╭─ EXTRACTED MATERIAL

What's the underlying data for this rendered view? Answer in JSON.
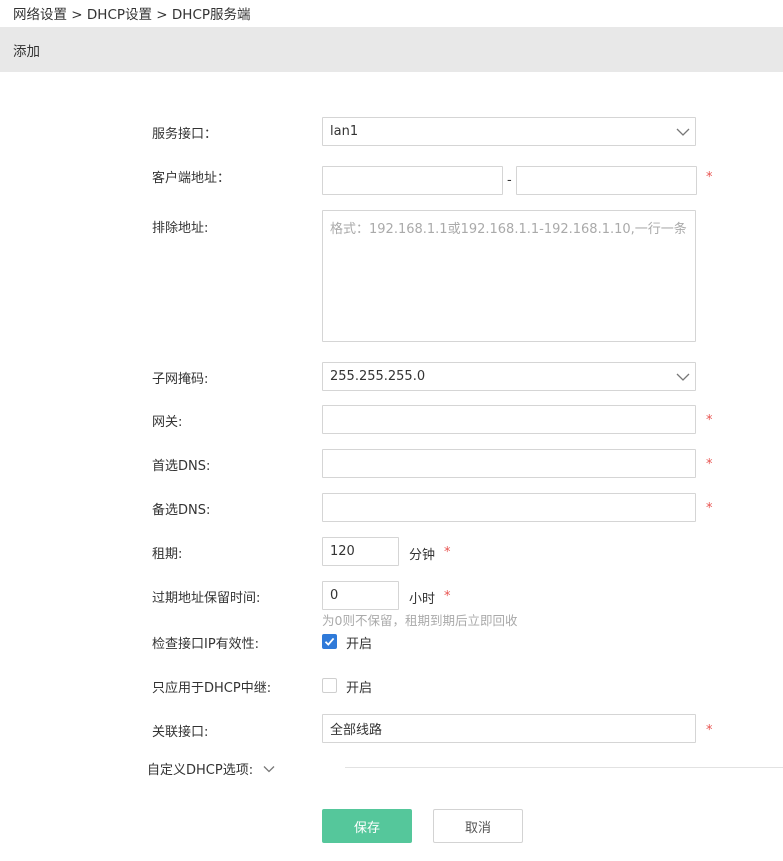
{
  "breadcrumb": "网络设置 > DHCP设置 > DHCP服务端",
  "panel_title": "添加",
  "required_mark": "*",
  "form": {
    "service_interface": {
      "label": "服务接口：",
      "value": "lan1"
    },
    "client_address": {
      "label": "客户端地址：",
      "start_value": "",
      "end_value": "",
      "separator": "-"
    },
    "exclude_address": {
      "label": "排除地址:",
      "placeholder": "格式：192.168.1.1或192.168.1.1-192.168.1.10,一行一条"
    },
    "subnet_mask": {
      "label": "子网掩码:",
      "value": "255.255.255.0"
    },
    "gateway": {
      "label": "网关:",
      "value": ""
    },
    "primary_dns": {
      "label": "首选DNS:",
      "value": ""
    },
    "secondary_dns": {
      "label": "备选DNS:",
      "value": ""
    },
    "lease": {
      "label": "租期:",
      "value": "120",
      "unit": "分钟"
    },
    "expired_reserve": {
      "label": "过期地址保留时间:",
      "value": "0",
      "unit": "小时",
      "hint": "为0则不保留，租期到期后立即回收"
    },
    "check_interface_ip": {
      "label": "检查接口IP有效性:",
      "checked": true,
      "text": "开启"
    },
    "relay_only": {
      "label": "只应用于DHCP中继:",
      "checked": false,
      "text": "开启"
    },
    "associated_interface": {
      "label": "关联接口:",
      "value": "全部线路"
    },
    "custom_options": {
      "label": "自定义DHCP选项:"
    }
  },
  "buttons": {
    "save": "保存",
    "cancel": "取消"
  },
  "colors": {
    "primary": "#55c79b",
    "checkbox": "#2f7ad9",
    "required": "#e8524f",
    "header_bg": "#e8e8e8"
  }
}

╰─

| TASK INSTRUCTIONS |
Return all the entries word for word, but omit any pictures they contain.

| COMPLETED EXERCISE |
What's the underlying data for this rendered view? Answer in JSON.
{
  "breadcrumb": "网络设置 > DHCP设置 > DHCP服务端",
  "panel_title": "添加",
  "required_mark": "*",
  "form": {
    "service_interface": {
      "label": "服务接口：",
      "value": "lan1"
    },
    "client_address": {
      "label": "客户端地址：",
      "start_value": "",
      "end_value": "",
      "separator": "-"
    },
    "exclude_address": {
      "label": "排除地址:",
      "placeholder": "格式：192.168.1.1或192.168.1.1-192.168.1.10,一行一条"
    },
    "subnet_mask": {
      "label": "子网掩码:",
      "value": "255.255.255.0"
    },
    "gateway": {
      "label": "网关:",
      "value": ""
    },
    "primary_dns": {
      "label": "首选DNS:",
      "value": ""
    },
    "secondary_dns": {
      "label": "备选DNS:",
      "value": ""
    },
    "lease": {
      "label": "租期:",
      "value": "120",
      "unit": "分钟"
    },
    "expired_reserve": {
      "label": "过期地址保留时间:",
      "value": "0",
      "unit": "小时",
      "hint": "为0则不保留，租期到期后立即回收"
    },
    "check_interface_ip": {
      "label": "检查接口IP有效性:",
      "checked": true,
      "text": "开启"
    },
    "relay_only": {
      "label": "只应用于DHCP中继:",
      "checked": false,
      "text": "开启"
    },
    "associated_interface": {
      "label": "关联接口:",
      "value": "全部线路"
    },
    "custom_options": {
      "label": "自定义DHCP选项:"
    }
  },
  "buttons": {
    "save": "保存",
    "cancel": "取消"
  },
  "colors": {
    "primary": "#55c79b",
    "checkbox": "#2f7ad9",
    "required": "#e8524f",
    "header_bg": "#e8e8e8"
  }
}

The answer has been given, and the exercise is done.